◆ Selected passage ◆
***

Will robo-journalists take over the industry?

Ainaa Mashrique
Dec 12, 2017
7 min read

Automation has finally infiltrated the journalism industry. The benefits are impressive, but not everyone is happy about it.

“I think the interesting thing is, increasingly everything is becoming automated. Everything is, in a sense, being generated by machines,” Chris Middleton, a UK AI expert/ journalist, told AI Today.

Automation is becoming the new normal. It is everywhere, but when it first cropped up, many argued creative industries will not be affected. But here we are, years down the line, with robots writing actual news stories.

Data journalism has been a very significant trend— with the importance of facts and figures underlined by Joseph Pulitzer himself over a century ago. In a 1904 essay he wrote for the North American Review, Pulitzer outlined the skills he thought journalists would need in order to serve a civic role- among them was educating journalists in statistics.

Joseph J. Pulitzer. Image by: The Cyclopædia of American Biography (1918) via Wikimedia Commons.

***

◆ Data provided ◆
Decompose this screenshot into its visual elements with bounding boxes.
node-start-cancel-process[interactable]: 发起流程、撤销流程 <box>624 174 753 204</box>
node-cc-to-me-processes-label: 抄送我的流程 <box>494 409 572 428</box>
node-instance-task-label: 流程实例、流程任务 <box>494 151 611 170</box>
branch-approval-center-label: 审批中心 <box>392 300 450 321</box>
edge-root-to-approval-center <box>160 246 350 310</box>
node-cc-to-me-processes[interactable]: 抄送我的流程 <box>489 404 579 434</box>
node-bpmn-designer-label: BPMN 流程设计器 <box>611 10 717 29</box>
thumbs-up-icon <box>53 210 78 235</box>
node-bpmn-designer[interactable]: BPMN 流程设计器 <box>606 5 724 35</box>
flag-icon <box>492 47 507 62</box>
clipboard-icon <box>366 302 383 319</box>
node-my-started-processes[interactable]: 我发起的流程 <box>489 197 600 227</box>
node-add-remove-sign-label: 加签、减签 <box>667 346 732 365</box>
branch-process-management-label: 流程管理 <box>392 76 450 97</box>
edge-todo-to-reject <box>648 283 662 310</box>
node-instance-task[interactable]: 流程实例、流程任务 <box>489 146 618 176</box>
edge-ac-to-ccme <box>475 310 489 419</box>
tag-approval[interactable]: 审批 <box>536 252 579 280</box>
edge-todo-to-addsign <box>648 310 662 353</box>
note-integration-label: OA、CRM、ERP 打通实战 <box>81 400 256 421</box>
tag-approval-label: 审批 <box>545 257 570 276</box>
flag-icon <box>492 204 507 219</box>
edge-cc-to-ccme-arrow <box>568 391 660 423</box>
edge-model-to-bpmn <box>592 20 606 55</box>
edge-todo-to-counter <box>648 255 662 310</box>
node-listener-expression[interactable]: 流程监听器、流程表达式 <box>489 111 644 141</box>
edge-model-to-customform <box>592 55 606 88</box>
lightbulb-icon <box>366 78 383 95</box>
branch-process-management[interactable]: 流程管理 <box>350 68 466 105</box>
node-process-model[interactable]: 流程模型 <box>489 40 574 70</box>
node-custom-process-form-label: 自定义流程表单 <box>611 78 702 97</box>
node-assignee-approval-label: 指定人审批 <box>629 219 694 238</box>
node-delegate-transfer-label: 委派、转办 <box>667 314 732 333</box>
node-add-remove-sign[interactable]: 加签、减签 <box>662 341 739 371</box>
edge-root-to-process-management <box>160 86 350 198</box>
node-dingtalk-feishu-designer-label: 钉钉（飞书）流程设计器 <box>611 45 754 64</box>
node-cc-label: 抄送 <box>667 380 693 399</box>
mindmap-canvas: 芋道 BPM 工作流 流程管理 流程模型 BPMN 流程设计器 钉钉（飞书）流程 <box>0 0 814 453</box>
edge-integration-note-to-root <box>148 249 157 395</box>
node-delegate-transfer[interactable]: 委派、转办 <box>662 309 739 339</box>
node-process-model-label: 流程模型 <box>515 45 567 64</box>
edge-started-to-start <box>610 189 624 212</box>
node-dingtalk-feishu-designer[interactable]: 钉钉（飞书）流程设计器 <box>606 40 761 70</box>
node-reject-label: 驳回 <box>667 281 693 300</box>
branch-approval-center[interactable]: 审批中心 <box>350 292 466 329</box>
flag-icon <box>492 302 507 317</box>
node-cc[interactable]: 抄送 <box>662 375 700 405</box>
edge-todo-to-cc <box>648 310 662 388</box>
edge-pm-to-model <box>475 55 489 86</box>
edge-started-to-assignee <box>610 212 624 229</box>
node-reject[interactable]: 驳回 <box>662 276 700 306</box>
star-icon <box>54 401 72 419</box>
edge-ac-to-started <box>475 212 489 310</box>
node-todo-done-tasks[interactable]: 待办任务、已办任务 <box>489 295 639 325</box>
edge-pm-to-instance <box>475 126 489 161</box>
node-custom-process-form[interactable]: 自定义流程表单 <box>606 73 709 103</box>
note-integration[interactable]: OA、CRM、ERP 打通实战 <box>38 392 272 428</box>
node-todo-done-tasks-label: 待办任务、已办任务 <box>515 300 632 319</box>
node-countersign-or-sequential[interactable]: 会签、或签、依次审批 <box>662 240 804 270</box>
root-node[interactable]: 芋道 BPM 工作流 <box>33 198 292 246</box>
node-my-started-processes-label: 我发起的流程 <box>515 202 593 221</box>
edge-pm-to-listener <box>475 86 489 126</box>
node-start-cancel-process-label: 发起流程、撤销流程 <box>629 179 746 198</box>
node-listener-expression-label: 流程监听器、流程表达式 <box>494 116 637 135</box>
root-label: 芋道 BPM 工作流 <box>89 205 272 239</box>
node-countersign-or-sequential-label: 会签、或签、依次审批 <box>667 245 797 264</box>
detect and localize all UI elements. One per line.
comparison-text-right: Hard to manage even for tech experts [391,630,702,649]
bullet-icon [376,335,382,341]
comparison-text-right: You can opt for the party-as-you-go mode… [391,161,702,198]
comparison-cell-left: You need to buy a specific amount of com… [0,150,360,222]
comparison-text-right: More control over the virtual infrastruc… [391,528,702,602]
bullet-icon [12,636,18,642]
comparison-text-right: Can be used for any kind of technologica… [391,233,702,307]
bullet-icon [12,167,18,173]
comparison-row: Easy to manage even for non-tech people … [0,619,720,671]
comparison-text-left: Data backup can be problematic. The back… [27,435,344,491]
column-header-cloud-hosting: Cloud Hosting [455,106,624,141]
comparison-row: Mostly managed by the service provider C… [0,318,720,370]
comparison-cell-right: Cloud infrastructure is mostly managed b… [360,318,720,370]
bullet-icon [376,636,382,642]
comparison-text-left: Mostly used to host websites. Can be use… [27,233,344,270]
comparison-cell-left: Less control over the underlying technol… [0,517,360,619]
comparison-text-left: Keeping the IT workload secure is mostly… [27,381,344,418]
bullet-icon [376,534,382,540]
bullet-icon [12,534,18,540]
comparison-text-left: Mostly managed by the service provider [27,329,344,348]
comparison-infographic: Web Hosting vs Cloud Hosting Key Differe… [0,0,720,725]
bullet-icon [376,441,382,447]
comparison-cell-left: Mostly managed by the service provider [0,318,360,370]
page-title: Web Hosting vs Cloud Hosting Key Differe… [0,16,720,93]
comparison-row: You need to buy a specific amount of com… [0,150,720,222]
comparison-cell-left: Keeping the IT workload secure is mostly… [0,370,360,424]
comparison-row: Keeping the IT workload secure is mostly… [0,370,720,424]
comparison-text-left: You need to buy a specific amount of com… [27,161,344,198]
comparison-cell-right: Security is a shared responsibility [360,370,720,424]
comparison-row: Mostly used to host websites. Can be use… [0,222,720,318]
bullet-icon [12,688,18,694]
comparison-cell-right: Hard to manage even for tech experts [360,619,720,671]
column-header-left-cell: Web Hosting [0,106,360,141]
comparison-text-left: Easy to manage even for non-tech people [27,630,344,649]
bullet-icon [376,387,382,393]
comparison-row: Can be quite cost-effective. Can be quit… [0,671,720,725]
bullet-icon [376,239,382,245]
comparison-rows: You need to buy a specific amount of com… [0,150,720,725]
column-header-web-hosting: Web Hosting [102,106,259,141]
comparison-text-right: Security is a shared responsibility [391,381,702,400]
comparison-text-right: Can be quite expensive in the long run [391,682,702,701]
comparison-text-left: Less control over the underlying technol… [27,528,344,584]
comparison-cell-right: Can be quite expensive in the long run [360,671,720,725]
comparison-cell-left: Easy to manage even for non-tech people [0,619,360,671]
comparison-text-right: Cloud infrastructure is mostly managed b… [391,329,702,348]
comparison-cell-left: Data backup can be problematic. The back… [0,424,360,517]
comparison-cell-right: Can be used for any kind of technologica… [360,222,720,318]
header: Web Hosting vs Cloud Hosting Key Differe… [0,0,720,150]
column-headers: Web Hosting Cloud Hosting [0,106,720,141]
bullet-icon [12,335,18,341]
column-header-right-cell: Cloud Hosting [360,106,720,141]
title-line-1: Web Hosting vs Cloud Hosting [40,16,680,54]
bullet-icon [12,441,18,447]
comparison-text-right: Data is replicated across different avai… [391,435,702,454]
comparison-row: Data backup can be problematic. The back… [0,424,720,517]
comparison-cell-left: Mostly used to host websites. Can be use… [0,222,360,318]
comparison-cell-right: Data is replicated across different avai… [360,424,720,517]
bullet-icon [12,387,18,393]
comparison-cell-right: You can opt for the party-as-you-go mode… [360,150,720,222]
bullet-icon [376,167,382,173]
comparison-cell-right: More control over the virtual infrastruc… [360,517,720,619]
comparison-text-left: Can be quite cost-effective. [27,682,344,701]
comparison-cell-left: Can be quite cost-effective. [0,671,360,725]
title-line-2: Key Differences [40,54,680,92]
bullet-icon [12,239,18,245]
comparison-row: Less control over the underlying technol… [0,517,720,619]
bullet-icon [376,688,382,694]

***

◆ Aim of the task ◆
Resume the article on robot journalism, writing on from the caption that ends "via Wikimedia Commons."

◆ Exercise answer ◆
What followed suit throughout the next few decades was the implementation of the latest tech to make data journalism easier, which birthed a new trend in journalism: computational journalism. Computers appeared to help journalists do their jobs easier, with more accuracy and scale. In July 1967, Philip Meyer from The Detroit’s Free Press covered an early morning riot in Detroit. Inspired by academics’ use of statistics, he devised surveys with the help of social scientists to investigate public opinion regarding the issue. His “swift and accurate investigation into the underlying causes” won the Pulitzer Prize for Local General Reporting in 1968.

"Swift and accurate" are common words to describe automation. But that is not all— besides generating stories faster, automation can also distribute news rapidly, with a wider reach too. Once pre-programmed, the technology can create new stories and angles, which may vastly increase the amount of news available.

An introduction about automation in journalism. Video by: Ainaa Mashrique. Soundtrack by: Bensound.com. DISCLAIMER: all pictures and clips used within this video belong to their respective owners- CNN, Caspian Report, CNBC, Expedia, The Tonight Show, The Globe and Mail and The Jakarta Post. This is a transformative work, which constitutes "fair-dealing" of copyright material, allowed under section 30 of the Copyright, Design and Patents Act 1998.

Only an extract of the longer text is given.